[START PROVIDED RECORDS]

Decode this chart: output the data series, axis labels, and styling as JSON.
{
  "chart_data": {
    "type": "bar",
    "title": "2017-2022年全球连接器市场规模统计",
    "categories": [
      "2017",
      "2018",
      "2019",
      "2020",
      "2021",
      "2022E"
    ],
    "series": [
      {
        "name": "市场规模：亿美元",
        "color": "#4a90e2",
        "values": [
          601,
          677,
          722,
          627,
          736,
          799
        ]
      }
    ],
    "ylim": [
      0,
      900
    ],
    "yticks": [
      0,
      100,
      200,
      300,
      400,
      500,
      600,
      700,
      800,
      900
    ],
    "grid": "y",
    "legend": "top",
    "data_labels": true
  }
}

[END PROVIDED RECORDS]

=== WHAT TO DO ===
Print the records above exactly as they appear.

=== EXERCISE SOLUTION ===
Decode this chart: output the data series, axis labels, and styling as JSON.
{
  "chart_data": {
    "type": "bar",
    "title": "2017-2022年全球连接器市场规模统计",
    "categories": [
      "2017",
      "2018",
      "2019",
      "2020",
      "2021",
      "2022E"
    ],
    "series": [
      {
        "name": "市场规模：亿美元",
        "color": "#4a90e2",
        "values": [
          601,
          677,
          722,
          627,
          736,
          799
        ]
      }
    ],
    "ylim": [
      0,
      900
    ],
    "yticks": [
      0,
      100,
      200,
      300,
      400,
      500,
      600,
      700,
      800,
      900
    ],
    "grid": "y",
    "legend": "top",
    "data_labels": true
  }
}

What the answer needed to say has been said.